## Short problem 1
Retype the records from the line with "velocity-stick xyxy=(340,210,550,240)" up to and including the line with "velocity-stick xyxy=(197,238,208,262)".

## Selected text
Hoodie Alo Yoga from Carbon 38; Sports bra & leggings Alala. Sneakers Adidas. Fannypack Rebecca Minkoff.

So today’s post is going to be more of what it’s like behind the scenes of creating content for IG, and what the process is like to work with brands when creating it! So I’m not even going to include newsletters, facebook groups, planning challenges (ie. macro challenge), brainstorming future projects, etc! If you all want more of what a day looks like creating content, or how I plan content in general– leave a comment below and I’ll make separate posts. This post is more strictly about IG and what goes into the content for that platform.

I feel like there can be a misconception about influencers and bloggers that “all you have to do is post a picture for your job and you get paid” *insert eye roll* There is so much time, effort, and logistics that go into everything so I wanted to give you a glimpse of what all of that can entail!

I’ll dive into working with brands in a minute, but I first wanted to touch on creating your own content. IMO creating your own content is typically less stressful. There are still a lot of factors that go into it, but it’s less stressful in the sense that you have total creative freedom. Your brand is in your hands, and it’s entirely up to you what to post. However, whenever I’m creating a  photo for IG these are a few of the things I first go through. A little bit of a mental checklist if you will:

-Aesthetically, does this photo align with my brand? If the answer is yes, is it something I feel like you will actually engage in (versus just scrolling by). Because aesthetically something may fit, but if it’s not going to grab my reader then I’m not going to be as likely to post it.
-What does this photo look like with the rest of my feed? Can I post it today next to the previous photo or do I need to post it in a few days? For example, if I have 2 photos of me sitting in a restaurant with food, I’m not going to post them back to back.
-Will the caption that matches this photo represent my brand’s message?
-And then, of course, there is the time it goes into to take the photo. If it’s blog photos, these typically take 2-3 hours. If it’s one IG photo I have to think: Are we going somewhere that I’ll be able to get content? Should we go to somewhere that is more aesthetically pleasing so I can get content? What is the weather like? Will the lighting be good?

## Data provided
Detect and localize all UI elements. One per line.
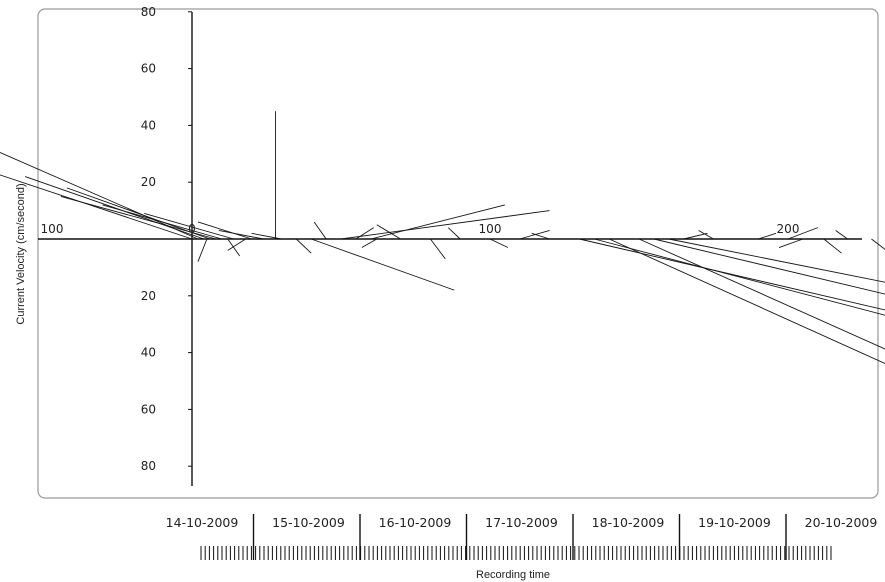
velocity-stick xyxy=(340,210,550,240)
x-tick-label: 100 xyxy=(41,222,64,236)
velocity-stick xyxy=(668,238,885,283)
velocity-stick xyxy=(787,227,818,240)
velocity-stick xyxy=(531,232,550,240)
velocity-stick xyxy=(653,238,885,295)
x-tick-labels: 1000100200300400 xyxy=(41,222,800,236)
velocity-stick xyxy=(227,238,241,257)
velocity-stick xyxy=(197,238,208,262)
y-axis-title: Current Velocity (cm/second) xyxy=(15,183,27,324)
velocity-stick xyxy=(313,221,327,240)
velocity-stick xyxy=(683,232,708,240)
velocity-stick xyxy=(519,230,550,240)
x-axis-title: Recording time xyxy=(476,569,550,581)
x-tick-label: 100 xyxy=(479,222,502,236)
velocity-stick xyxy=(376,224,401,240)
velocity-stick xyxy=(144,213,234,240)
plot-frame xyxy=(37,8,879,499)
velocity-stick xyxy=(871,238,885,250)
velocity-stick xyxy=(594,238,885,316)
velocity-stick xyxy=(698,230,714,240)
x-tick-label: 0 xyxy=(188,222,196,236)
velocity-stick xyxy=(778,238,804,248)
velocity-stick xyxy=(218,230,264,240)
velocity-stick xyxy=(295,238,312,254)
x-tick-label: 200 xyxy=(777,222,800,236)
velocity-stick xyxy=(24,176,205,240)
y-tick-label: 80 xyxy=(141,5,156,19)
date-label: 16-10-2009 xyxy=(379,515,452,530)
date-label: 19-10-2009 xyxy=(698,515,771,530)
y-tick-label: 80 xyxy=(141,459,156,473)
velocity-stick xyxy=(447,227,461,240)
date-separators xyxy=(252,514,787,560)
legend-blank-area xyxy=(570,468,872,494)
velocity-stick xyxy=(60,195,216,240)
velocity-stick xyxy=(0,152,199,240)
velocity-stick xyxy=(251,232,282,240)
y-tick-labels: 80 60 40 20 20 40 60 80 xyxy=(141,5,192,473)
velocity-stick xyxy=(197,221,252,240)
y-tick-label: 60 xyxy=(141,402,156,416)
velocity-stick xyxy=(361,238,377,248)
velocity-stick xyxy=(102,204,222,240)
velocity-stick xyxy=(835,230,848,240)
velocity-stick xyxy=(311,238,455,291)
velocity-stick xyxy=(227,238,246,251)
date-label: 14-10-2009 xyxy=(166,515,239,530)
date-label: 18-10-2009 xyxy=(592,515,665,530)
velocity-stick xyxy=(579,238,885,311)
y-tick-label: 40 xyxy=(141,118,156,132)
velocity-stick xyxy=(355,227,375,240)
velocity-stick xyxy=(638,238,885,350)
y-tick-label: 20 xyxy=(141,175,156,189)
y-tick-label: 20 xyxy=(141,289,156,303)
date-label: 17-10-2009 xyxy=(485,515,558,530)
velocity-stick xyxy=(489,238,509,248)
date-labels: 14-10-2009 15-10-2009 16-10-2009 17-10-2009… xyxy=(166,515,878,530)
recording-time-ruler xyxy=(200,546,832,560)
velocity-stick xyxy=(370,204,506,240)
velocity-stick xyxy=(430,238,446,260)
velocity-stick xyxy=(823,238,842,254)
date-label: 15-10-2009 xyxy=(272,515,345,530)
y-tick-label: 60 xyxy=(141,62,156,76)
date-label: 20-10-2009 xyxy=(805,515,878,530)
velocity-stick xyxy=(609,238,885,364)
velocity-stick xyxy=(758,232,777,240)
velocity-sticks xyxy=(0,111,885,364)
y-tick-label: 40 xyxy=(141,346,156,360)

## Short problem 2
In the blog post about creating Instagram content, condense the paragraph beginning "I’ll dive into working with brands in a minute" into a short bulleted list that keeps its main points.

## Exercise result 1
velocity-stick xyxy=(340,210,550,240)
x-tick-label: 100 xyxy=(41,222,64,236)
velocity-stick xyxy=(668,238,885,283)
velocity-stick xyxy=(787,227,818,240)
velocity-stick xyxy=(531,232,550,240)
velocity-stick xyxy=(653,238,885,295)
x-tick-labels: 1000100200300400 xyxy=(41,222,800,236)
velocity-stick xyxy=(227,238,241,257)
velocity-stick xyxy=(197,238,208,262)

## Exercise result 2
- Working with brands comes later; creating one's own content comes first.
- Creating one's own content is typically less stressful in the writer's opinion.
- Many factors still go into it, but the writer has total creative freedom, and what to post is entirely up to them.
- Before creating any IG photo, the writer goes through a short mental checklist.